● SUPPLIED RECORDS:
__________
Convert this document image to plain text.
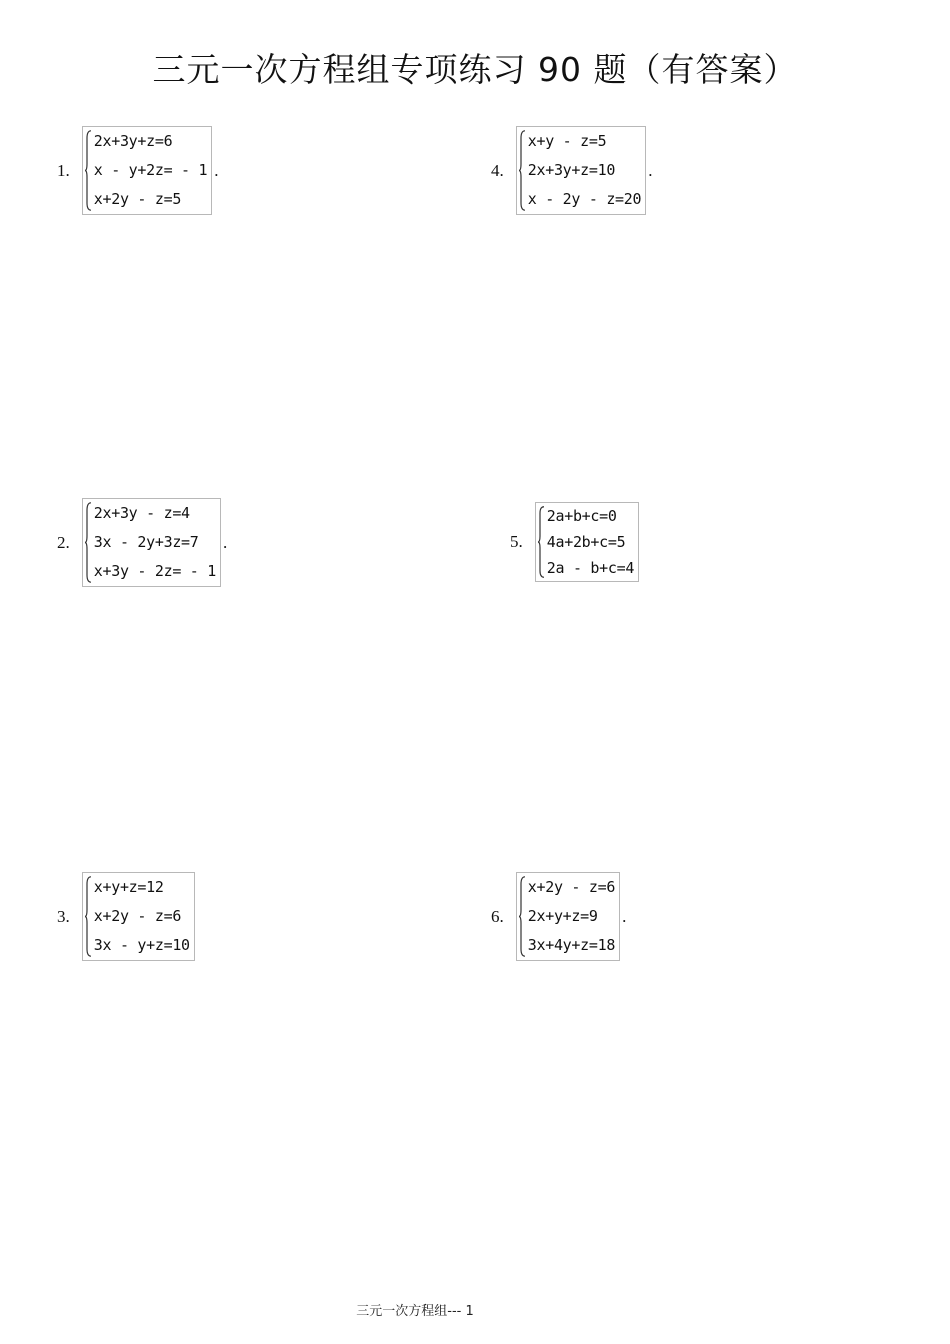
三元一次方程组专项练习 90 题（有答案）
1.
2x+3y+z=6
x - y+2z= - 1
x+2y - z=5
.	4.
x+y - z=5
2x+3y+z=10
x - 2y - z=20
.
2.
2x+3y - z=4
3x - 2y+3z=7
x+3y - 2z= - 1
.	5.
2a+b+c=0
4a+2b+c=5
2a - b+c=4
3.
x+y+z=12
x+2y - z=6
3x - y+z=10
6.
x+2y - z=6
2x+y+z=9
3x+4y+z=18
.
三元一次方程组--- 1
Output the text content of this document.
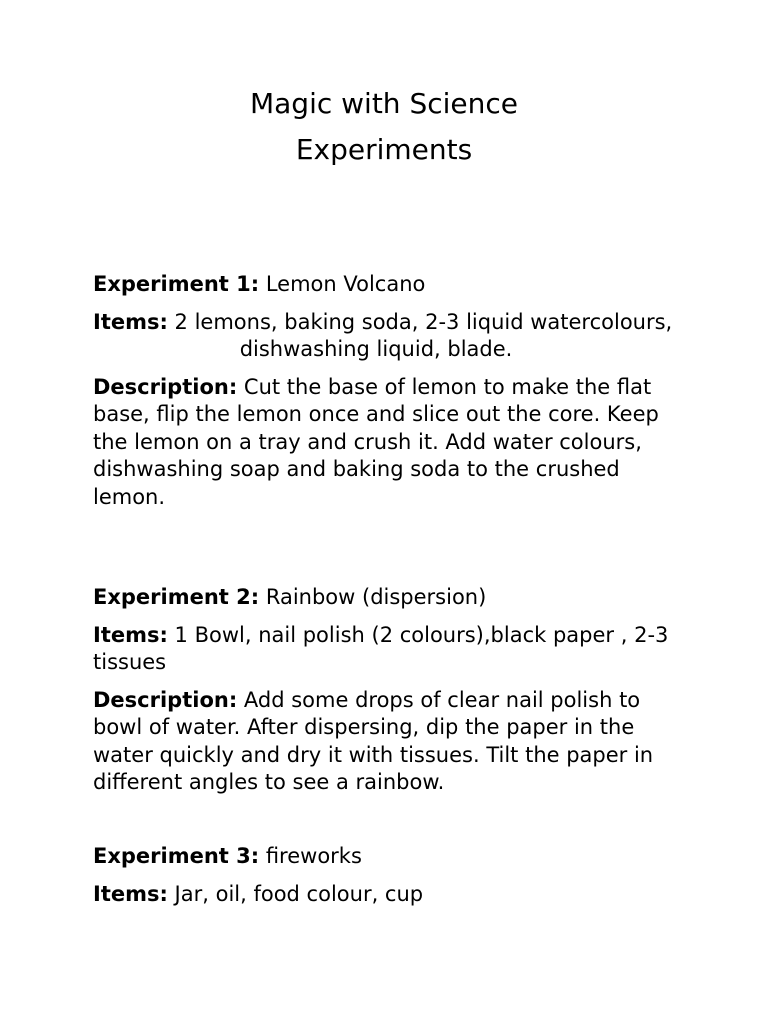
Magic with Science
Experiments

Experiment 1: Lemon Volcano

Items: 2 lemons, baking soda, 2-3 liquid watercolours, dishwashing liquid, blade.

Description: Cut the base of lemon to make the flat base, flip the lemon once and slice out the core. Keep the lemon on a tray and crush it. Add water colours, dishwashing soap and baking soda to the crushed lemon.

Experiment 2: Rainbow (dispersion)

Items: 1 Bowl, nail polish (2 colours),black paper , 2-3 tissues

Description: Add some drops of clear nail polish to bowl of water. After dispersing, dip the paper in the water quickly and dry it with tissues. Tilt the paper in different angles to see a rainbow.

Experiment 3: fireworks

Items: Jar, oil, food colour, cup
__________
State the number of lines above that hold the string "baking", with nothing added.

● REPLY:
2